▶ DATA EXCERPTS:
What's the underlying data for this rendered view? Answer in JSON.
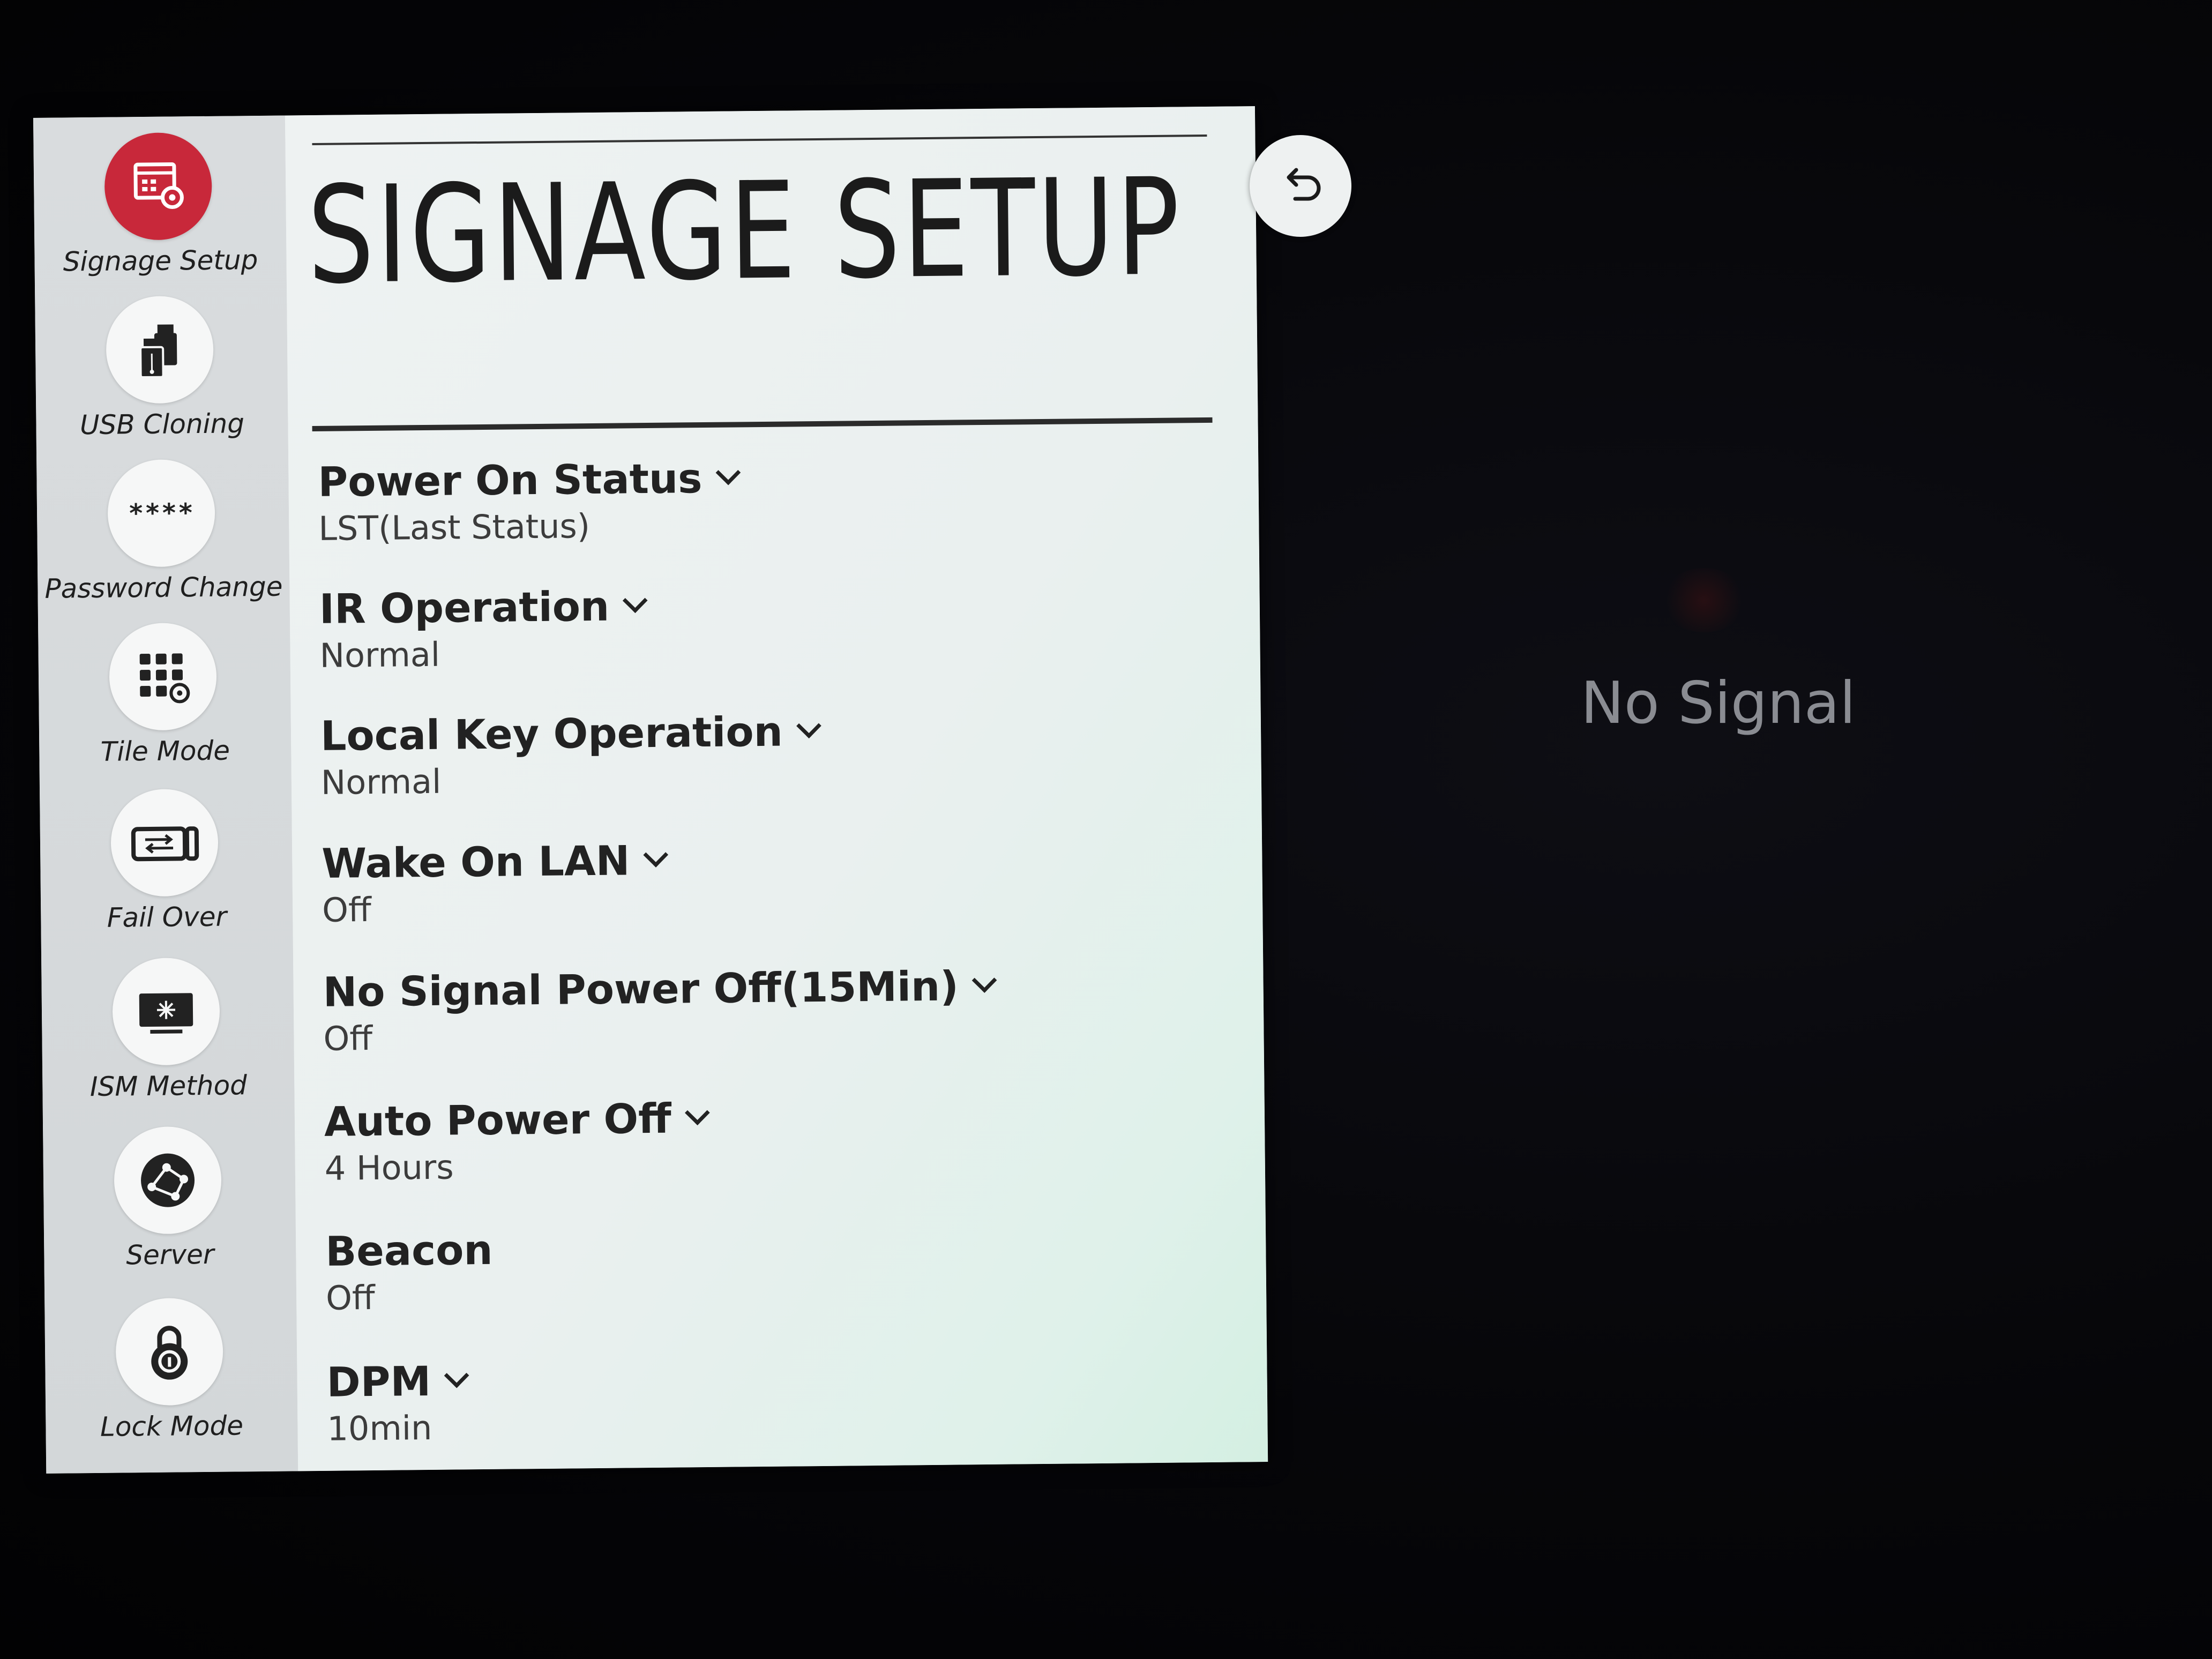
{
  "page_title": "SIGNAGE SETUP",
  "no_signal_text": "No Signal",
  "colors": {
    "active_accent": "#c8283a",
    "panel_background": "#eef2f2",
    "sidebar_background": "#d6dadc",
    "screen_background": "#050508"
  },
  "sidebar": {
    "items": [
      {
        "label": "Signage Setup",
        "icon": "signage-setup-icon",
        "active": true
      },
      {
        "label": "USB Cloning",
        "icon": "usb-cloning-icon",
        "active": false
      },
      {
        "label": "Password Change",
        "icon": "password-icon",
        "active": false
      },
      {
        "label": "Tile Mode",
        "icon": "tile-mode-icon",
        "active": false
      },
      {
        "label": "Fail Over",
        "icon": "fail-over-icon",
        "active": false
      },
      {
        "label": "ISM Method",
        "icon": "ism-method-icon",
        "active": false
      },
      {
        "label": "Server",
        "icon": "server-icon",
        "active": false
      },
      {
        "label": "Lock Mode",
        "icon": "lock-icon",
        "active": false
      }
    ],
    "password_icon_text": "****"
  },
  "settings": [
    {
      "label": "Power On Status",
      "value": "LST(Last Status)",
      "has_dropdown": true
    },
    {
      "label": "IR Operation",
      "value": "Normal",
      "has_dropdown": true
    },
    {
      "label": "Local Key Operation",
      "value": "Normal",
      "has_dropdown": true
    },
    {
      "label": "Wake On LAN",
      "value": "Off",
      "has_dropdown": true
    },
    {
      "label": "No Signal Power Off(15Min)",
      "value": "Off",
      "has_dropdown": true
    },
    {
      "label": "Auto Power Off",
      "value": "4 Hours",
      "has_dropdown": true
    },
    {
      "label": "Beacon",
      "value": "Off",
      "has_dropdown": false
    },
    {
      "label": "DPM",
      "value": "10min",
      "has_dropdown": true
    }
  ],
  "back_button_icon": "back-arrow-icon"
}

▶ GOAL: Transcribe the full listing above exactly, with the images removed.

▶ REPLY:
What's the underlying data for this rendered view? Answer in JSON.
{
  "page_title": "SIGNAGE SETUP",
  "no_signal_text": "No Signal",
  "colors": {
    "active_accent": "#c8283a",
    "panel_background": "#eef2f2",
    "sidebar_background": "#d6dadc",
    "screen_background": "#050508"
  },
  "sidebar": {
    "items": [
      {
        "label": "Signage Setup",
        "icon": "signage-setup-icon",
        "active": true
      },
      {
        "label": "USB Cloning",
        "icon": "usb-cloning-icon",
        "active": false
      },
      {
        "label": "Password Change",
        "icon": "password-icon",
        "active": false
      },
      {
        "label": "Tile Mode",
        "icon": "tile-mode-icon",
        "active": false
      },
      {
        "label": "Fail Over",
        "icon": "fail-over-icon",
        "active": false
      },
      {
        "label": "ISM Method",
        "icon": "ism-method-icon",
        "active": false
      },
      {
        "label": "Server",
        "icon": "server-icon",
        "active": false
      },
      {
        "label": "Lock Mode",
        "icon": "lock-icon",
        "active": false
      }
    ],
    "password_icon_text": "****"
  },
  "settings": [
    {
      "label": "Power On Status",
      "value": "LST(Last Status)",
      "has_dropdown": true
    },
    {
      "label": "IR Operation",
      "value": "Normal",
      "has_dropdown": true
    },
    {
      "label": "Local Key Operation",
      "value": "Normal",
      "has_dropdown": true
    },
    {
      "label": "Wake On LAN",
      "value": "Off",
      "has_dropdown": true
    },
    {
      "label": "No Signal Power Off(15Min)",
      "value": "Off",
      "has_dropdown": true
    },
    {
      "label": "Auto Power Off",
      "value": "4 Hours",
      "has_dropdown": true
    },
    {
      "label": "Beacon",
      "value": "Off",
      "has_dropdown": false
    },
    {
      "label": "DPM",
      "value": "10min",
      "has_dropdown": true
    }
  ],
  "back_button_icon": "back-arrow-icon"
}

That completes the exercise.